# Stated exercise
Count how many lines mention the word "text". Write that number alone.

━━━━━ Material for this exercise ━━━━━

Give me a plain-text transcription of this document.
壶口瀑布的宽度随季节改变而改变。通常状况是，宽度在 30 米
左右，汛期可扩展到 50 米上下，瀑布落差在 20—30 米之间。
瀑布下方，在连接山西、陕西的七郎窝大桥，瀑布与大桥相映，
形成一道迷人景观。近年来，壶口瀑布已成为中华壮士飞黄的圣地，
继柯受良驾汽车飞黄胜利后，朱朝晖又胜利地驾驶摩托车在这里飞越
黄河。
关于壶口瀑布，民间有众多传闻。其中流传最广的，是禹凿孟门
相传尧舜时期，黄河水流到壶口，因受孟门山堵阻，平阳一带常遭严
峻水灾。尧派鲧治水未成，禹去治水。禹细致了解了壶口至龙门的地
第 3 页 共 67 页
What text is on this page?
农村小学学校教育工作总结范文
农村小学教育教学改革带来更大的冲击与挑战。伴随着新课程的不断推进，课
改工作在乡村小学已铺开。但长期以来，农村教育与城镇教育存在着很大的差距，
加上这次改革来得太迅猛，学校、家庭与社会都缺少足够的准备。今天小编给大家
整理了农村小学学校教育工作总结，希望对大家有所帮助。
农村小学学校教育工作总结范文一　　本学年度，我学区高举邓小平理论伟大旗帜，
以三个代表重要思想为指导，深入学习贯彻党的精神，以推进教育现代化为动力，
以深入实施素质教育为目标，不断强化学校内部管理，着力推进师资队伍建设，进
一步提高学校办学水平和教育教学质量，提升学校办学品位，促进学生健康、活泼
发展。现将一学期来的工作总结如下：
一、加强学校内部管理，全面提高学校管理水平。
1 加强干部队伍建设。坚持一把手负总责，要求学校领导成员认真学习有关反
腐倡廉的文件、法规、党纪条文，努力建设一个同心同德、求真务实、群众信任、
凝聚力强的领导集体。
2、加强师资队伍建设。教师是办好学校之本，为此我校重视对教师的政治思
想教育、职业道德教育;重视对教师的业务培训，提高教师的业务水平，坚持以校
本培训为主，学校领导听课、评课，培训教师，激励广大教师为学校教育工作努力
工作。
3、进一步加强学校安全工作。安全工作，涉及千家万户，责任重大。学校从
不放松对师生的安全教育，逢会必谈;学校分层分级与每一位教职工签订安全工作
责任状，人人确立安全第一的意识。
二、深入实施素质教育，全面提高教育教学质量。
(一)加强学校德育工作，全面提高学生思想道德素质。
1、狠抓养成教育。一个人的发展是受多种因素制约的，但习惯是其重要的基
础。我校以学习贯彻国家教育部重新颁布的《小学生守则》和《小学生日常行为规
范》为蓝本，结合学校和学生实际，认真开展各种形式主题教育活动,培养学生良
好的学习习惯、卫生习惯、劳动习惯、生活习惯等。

━━━━━

# Result for this exercise
2